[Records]
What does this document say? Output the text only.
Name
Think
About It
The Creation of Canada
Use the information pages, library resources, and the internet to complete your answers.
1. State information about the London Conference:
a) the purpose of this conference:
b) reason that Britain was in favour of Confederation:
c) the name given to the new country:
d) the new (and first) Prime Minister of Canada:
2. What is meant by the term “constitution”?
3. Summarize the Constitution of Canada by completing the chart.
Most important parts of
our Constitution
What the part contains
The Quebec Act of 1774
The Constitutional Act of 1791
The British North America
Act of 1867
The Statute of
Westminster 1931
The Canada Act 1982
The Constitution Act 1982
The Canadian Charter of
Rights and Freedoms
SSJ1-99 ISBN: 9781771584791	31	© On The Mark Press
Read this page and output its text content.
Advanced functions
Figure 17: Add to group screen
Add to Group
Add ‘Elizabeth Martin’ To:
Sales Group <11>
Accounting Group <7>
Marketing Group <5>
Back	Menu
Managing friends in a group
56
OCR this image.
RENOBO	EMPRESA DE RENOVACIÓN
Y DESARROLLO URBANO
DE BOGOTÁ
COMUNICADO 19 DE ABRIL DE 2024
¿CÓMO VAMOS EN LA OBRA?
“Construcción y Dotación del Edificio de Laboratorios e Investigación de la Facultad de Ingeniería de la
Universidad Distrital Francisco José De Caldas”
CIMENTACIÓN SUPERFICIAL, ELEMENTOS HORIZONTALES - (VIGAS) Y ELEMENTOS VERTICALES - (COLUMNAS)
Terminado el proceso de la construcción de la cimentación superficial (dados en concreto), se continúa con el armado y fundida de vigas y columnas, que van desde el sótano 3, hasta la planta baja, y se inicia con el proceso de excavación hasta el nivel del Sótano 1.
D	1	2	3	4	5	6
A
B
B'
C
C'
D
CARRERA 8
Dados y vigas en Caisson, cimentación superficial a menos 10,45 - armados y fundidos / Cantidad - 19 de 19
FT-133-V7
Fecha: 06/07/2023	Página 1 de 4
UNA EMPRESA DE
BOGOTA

Description of the task: Without omitting anything, output the entries exactly.

Answer to the problem:
What does this document say? Output the text only.
Name
Think
About It
The Creation of Canada
Use the information pages, library resources, and the internet to complete your answers.
1. State information about the London Conference:
a) the purpose of this conference:
b) reason that Britain was in favour of Confederation:
c) the name given to the new country:
d) the new (and first) Prime Minister of Canada:
2. What is meant by the term “constitution”?
3. Summarize the Constitution of Canada by completing the chart.
Most important parts of
our Constitution
What the part contains
The Quebec Act of 1774
The Constitutional Act of 1791
The British North America
Act of 1867
The Statute of
Westminster 1931
The Canada Act 1982
The Constitution Act 1982
The Canadian Charter of
Rights and Freedoms
SSJ1-99 ISBN: 9781771584791	31	© On The Mark Press
Read this page and output its text content.
Advanced functions
Figure 17: Add to group screen
Add to Group
Add ‘Elizabeth Martin’ To:
Sales Group <11>
Accounting Group <7>
Marketing Group <5>
Back	Menu
Managing friends in a group
56
OCR this image.
RENOBO	EMPRESA DE RENOVACIÓN
Y DESARROLLO URBANO
DE BOGOTÁ
COMUNICADO 19 DE ABRIL DE 2024
¿CÓMO VAMOS EN LA OBRA?
“Construcción y Dotación del Edificio de Laboratorios e Investigación de la Facultad de Ingeniería de la
Universidad Distrital Francisco José De Caldas”
CIMENTACIÓN SUPERFICIAL, ELEMENTOS HORIZONTALES - (VIGAS) Y ELEMENTOS VERTICALES - (COLUMNAS)
Terminado el proceso de la construcción de la cimentación superficial (dados en concreto), se continúa con el armado y fundida de vigas y columnas, que van desde el sótano 3, hasta la planta baja, y se inicia con el proceso de excavación hasta el nivel del Sótano 1.
D	1	2	3	4	5	6
A
B
B'
C
C'
D
CARRERA 8
Dados y vigas en Caisson, cimentación superficial a menos 10,45 - armados y fundidos / Cantidad - 19 de 19
FT-133-V7
Fecha: 06/07/2023	Página 1 de 4
UNA EMPRESA DE
BOGOTA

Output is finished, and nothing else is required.